**SHORT EXERCISE:** Present the data once more in exactly its original form.

──────── MATERIAL PROVIDED

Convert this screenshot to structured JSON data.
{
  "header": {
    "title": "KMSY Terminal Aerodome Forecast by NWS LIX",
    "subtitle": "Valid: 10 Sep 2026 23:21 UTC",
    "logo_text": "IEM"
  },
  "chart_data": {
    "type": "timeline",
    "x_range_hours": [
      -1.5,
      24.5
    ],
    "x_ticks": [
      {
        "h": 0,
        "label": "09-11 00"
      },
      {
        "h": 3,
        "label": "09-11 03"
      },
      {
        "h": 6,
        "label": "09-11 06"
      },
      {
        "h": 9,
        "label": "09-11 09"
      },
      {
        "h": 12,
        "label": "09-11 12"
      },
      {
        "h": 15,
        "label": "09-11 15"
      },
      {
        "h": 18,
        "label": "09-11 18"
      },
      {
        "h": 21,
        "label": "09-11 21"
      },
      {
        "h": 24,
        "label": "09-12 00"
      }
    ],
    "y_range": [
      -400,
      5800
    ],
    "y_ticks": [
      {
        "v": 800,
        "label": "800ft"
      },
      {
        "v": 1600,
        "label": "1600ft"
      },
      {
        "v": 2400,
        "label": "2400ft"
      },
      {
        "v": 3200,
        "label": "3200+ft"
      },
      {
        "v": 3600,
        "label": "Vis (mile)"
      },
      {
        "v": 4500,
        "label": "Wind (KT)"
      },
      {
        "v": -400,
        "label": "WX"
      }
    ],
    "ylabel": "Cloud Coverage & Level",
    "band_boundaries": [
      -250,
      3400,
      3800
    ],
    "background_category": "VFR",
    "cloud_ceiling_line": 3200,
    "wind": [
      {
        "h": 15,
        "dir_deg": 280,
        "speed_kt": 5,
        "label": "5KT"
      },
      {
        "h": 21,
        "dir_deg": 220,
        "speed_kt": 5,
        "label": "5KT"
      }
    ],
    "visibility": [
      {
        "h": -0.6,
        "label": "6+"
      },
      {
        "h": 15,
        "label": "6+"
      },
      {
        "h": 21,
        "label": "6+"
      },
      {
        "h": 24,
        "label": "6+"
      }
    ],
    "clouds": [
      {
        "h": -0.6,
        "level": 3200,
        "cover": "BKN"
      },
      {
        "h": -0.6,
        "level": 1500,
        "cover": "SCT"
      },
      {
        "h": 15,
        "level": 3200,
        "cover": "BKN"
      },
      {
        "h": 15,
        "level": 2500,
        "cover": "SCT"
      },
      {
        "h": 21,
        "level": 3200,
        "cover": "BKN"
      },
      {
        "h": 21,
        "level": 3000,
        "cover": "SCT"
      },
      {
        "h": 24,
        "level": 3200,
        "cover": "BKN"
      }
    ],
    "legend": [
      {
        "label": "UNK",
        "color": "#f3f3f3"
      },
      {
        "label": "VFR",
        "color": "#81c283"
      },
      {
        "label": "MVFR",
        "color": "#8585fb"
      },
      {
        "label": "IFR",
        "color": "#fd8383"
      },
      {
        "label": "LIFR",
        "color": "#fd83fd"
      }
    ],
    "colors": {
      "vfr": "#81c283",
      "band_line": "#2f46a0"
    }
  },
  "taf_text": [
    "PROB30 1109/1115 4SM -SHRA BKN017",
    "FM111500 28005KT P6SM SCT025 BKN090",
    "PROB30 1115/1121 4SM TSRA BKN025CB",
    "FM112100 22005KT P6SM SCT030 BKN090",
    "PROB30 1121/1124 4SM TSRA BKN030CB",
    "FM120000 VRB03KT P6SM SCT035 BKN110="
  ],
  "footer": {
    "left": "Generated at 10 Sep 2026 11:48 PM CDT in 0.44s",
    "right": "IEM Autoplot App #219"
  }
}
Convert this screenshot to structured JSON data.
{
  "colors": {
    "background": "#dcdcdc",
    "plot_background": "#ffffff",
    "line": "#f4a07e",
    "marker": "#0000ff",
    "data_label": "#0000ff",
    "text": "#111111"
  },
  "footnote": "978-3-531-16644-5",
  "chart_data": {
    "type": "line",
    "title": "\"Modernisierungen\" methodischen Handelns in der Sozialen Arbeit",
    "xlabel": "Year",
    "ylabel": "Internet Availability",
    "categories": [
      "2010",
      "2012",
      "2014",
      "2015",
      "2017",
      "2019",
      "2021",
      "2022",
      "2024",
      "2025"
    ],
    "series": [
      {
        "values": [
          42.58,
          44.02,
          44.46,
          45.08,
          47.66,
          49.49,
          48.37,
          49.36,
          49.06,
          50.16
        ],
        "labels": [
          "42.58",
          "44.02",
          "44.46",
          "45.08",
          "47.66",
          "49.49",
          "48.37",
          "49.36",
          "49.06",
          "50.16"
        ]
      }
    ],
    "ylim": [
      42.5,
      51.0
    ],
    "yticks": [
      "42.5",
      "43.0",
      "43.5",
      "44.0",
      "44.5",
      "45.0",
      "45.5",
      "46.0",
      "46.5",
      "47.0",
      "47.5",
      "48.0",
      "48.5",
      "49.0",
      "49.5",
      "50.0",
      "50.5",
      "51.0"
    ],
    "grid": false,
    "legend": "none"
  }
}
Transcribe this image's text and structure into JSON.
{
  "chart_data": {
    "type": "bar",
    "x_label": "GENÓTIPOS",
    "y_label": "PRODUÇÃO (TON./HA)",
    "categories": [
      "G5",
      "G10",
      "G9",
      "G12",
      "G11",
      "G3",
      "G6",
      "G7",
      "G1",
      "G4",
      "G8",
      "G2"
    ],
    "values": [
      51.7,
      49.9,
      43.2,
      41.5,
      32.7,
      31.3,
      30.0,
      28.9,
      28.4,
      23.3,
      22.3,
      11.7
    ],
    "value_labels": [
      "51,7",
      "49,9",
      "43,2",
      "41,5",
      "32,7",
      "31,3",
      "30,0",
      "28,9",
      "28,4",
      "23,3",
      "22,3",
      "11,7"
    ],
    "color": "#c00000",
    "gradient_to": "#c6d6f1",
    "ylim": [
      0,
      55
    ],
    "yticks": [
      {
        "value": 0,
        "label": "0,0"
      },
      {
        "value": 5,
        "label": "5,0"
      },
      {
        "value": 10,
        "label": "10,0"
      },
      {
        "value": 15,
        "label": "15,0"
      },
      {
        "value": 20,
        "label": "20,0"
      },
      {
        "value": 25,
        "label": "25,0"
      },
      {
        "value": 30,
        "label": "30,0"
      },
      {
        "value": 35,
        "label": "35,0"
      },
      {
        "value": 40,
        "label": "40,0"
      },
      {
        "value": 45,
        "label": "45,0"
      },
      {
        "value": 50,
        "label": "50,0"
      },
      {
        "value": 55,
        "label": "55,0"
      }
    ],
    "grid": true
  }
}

────────────────

**EXERCISE SOLUTION:**
Convert this screenshot to structured JSON data.
{
  "header": {
    "title": "KMSY Terminal Aerodome Forecast by NWS LIX",
    "subtitle": "Valid: 10 Sep 2026 23:21 UTC",
    "logo_text": "IEM"
  },
  "chart_data": {
    "type": "timeline",
    "x_range_hours": [
      -1.5,
      24.5
    ],
    "x_ticks": [
      {
        "h": 0,
        "label": "09-11 00"
      },
      {
        "h": 3,
        "label": "09-11 03"
      },
      {
        "h": 6,
        "label": "09-11 06"
      },
      {
        "h": 9,
        "label": "09-11 09"
      },
      {
        "h": 12,
        "label": "09-11 12"
      },
      {
        "h": 15,
        "label": "09-11 15"
      },
      {
        "h": 18,
        "label": "09-11 18"
      },
      {
        "h": 21,
        "label": "09-11 21"
      },
      {
        "h": 24,
        "label": "09-12 00"
      }
    ],
    "y_range": [
      -400,
      5800
    ],
    "y_ticks": [
      {
        "v": 800,
        "label": "800ft"
      },
      {
        "v": 1600,
        "label": "1600ft"
      },
      {
        "v": 2400,
        "label": "2400ft"
      },
      {
        "v": 3200,
        "label": "3200+ft"
      },
      {
        "v": 3600,
        "label": "Vis (mile)"
      },
      {
        "v": 4500,
        "label": "Wind (KT)"
      },
      {
        "v": -400,
        "label": "WX"
      }
    ],
    "ylabel": "Cloud Coverage & Level",
    "band_boundaries": [
      -250,
      3400,
      3800
    ],
    "background_category": "VFR",
    "cloud_ceiling_line": 3200,
    "wind": [
      {
        "h": 15,
        "dir_deg": 280,
        "speed_kt": 5,
        "label": "5KT"
      },
      {
        "h": 21,
        "dir_deg": 220,
        "speed_kt": 5,
        "label": "5KT"
      }
    ],
    "visibility": [
      {
        "h": -0.6,
        "label": "6+"
      },
      {
        "h": 15,
        "label": "6+"
      },
      {
        "h": 21,
        "label": "6+"
      },
      {
        "h": 24,
        "label": "6+"
      }
    ],
    "clouds": [
      {
        "h": -0.6,
        "level": 3200,
        "cover": "BKN"
      },
      {
        "h": -0.6,
        "level": 1500,
        "cover": "SCT"
      },
      {
        "h": 15,
        "level": 3200,
        "cover": "BKN"
      },
      {
        "h": 15,
        "level": 2500,
        "cover": "SCT"
      },
      {
        "h": 21,
        "level": 3200,
        "cover": "BKN"
      },
      {
        "h": 21,
        "level": 3000,
        "cover": "SCT"
      },
      {
        "h": 24,
        "level": 3200,
        "cover": "BKN"
      }
    ],
    "legend": [
      {
        "label": "UNK",
        "color": "#f3f3f3"
      },
      {
        "label": "VFR",
        "color": "#81c283"
      },
      {
        "label": "MVFR",
        "color": "#8585fb"
      },
      {
        "label": "IFR",
        "color": "#fd8383"
      },
      {
        "label": "LIFR",
        "color": "#fd83fd"
      }
    ],
    "colors": {
      "vfr": "#81c283",
      "band_line": "#2f46a0"
    }
  },
  "taf_text": [
    "PROB30 1109/1115 4SM -SHRA BKN017",
    "FM111500 28005KT P6SM SCT025 BKN090",
    "PROB30 1115/1121 4SM TSRA BKN025CB",
    "FM112100 22005KT P6SM SCT030 BKN090",
    "PROB30 1121/1124 4SM TSRA BKN030CB",
    "FM120000 VRB03KT P6SM SCT035 BKN110="
  ],
  "footer": {
    "left": "Generated at 10 Sep 2026 11:48 PM CDT in 0.44s",
    "right": "IEM Autoplot App #219"
  }
}
Convert this screenshot to structured JSON data.
{
  "colors": {
    "background": "#dcdcdc",
    "plot_background": "#ffffff",
    "line": "#f4a07e",
    "marker": "#0000ff",
    "data_label": "#0000ff",
    "text": "#111111"
  },
  "footnote": "978-3-531-16644-5",
  "chart_data": {
    "type": "line",
    "title": "\"Modernisierungen\" methodischen Handelns in der Sozialen Arbeit",
    "xlabel": "Year",
    "ylabel": "Internet Availability",
    "categories": [
      "2010",
      "2012",
      "2014",
      "2015",
      "2017",
      "2019",
      "2021",
      "2022",
      "2024",
      "2025"
    ],
    "series": [
      {
        "values": [
          42.58,
          44.02,
          44.46,
          45.08,
          47.66,
          49.49,
          48.37,
          49.36,
          49.06,
          50.16
        ],
        "labels": [
          "42.58",
          "44.02",
          "44.46",
          "45.08",
          "47.66",
          "49.49",
          "48.37",
          "49.36",
          "49.06",
          "50.16"
        ]
      }
    ],
    "ylim": [
      42.5,
      51.0
    ],
    "yticks": [
      "42.5",
      "43.0",
      "43.5",
      "44.0",
      "44.5",
      "45.0",
      "45.5",
      "46.0",
      "46.5",
      "47.0",
      "47.5",
      "48.0",
      "48.5",
      "49.0",
      "49.5",
      "50.0",
      "50.5",
      "51.0"
    ],
    "grid": false,
    "legend": "none"
  }
}
Transcribe this image's text and structure into JSON.
{
  "chart_data": {
    "type": "bar",
    "x_label": "GENÓTIPOS",
    "y_label": "PRODUÇÃO (TON./HA)",
    "categories": [
      "G5",
      "G10",
      "G9",
      "G12",
      "G11",
      "G3",
      "G6",
      "G7",
      "G1",
      "G4",
      "G8",
      "G2"
    ],
    "values": [
      51.7,
      49.9,
      43.2,
      41.5,
      32.7,
      31.3,
      30.0,
      28.9,
      28.4,
      23.3,
      22.3,
      11.7
    ],
    "value_labels": [
      "51,7",
      "49,9",
      "43,2",
      "41,5",
      "32,7",
      "31,3",
      "30,0",
      "28,9",
      "28,4",
      "23,3",
      "22,3",
      "11,7"
    ],
    "color": "#c00000",
    "gradient_to": "#c6d6f1",
    "ylim": [
      0,
      55
    ],
    "yticks": [
      {
        "value": 0,
        "label": "0,0"
      },
      {
        "value": 5,
        "label": "5,0"
      },
      {
        "value": 10,
        "label": "10,0"
      },
      {
        "value": 15,
        "label": "15,0"
      },
      {
        "value": 20,
        "label": "20,0"
      },
      {
        "value": 25,
        "label": "25,0"
      },
      {
        "value": 30,
        "label": "30,0"
      },
      {
        "value": 35,
        "label": "35,0"
      },
      {
        "value": 40,
        "label": "40,0"
      },
      {
        "value": 45,
        "label": "45,0"
      },
      {
        "value": 50,
        "label": "50,0"
      },
      {
        "value": 55,
        "label": "55,0"
      }
    ],
    "grid": true
  }
}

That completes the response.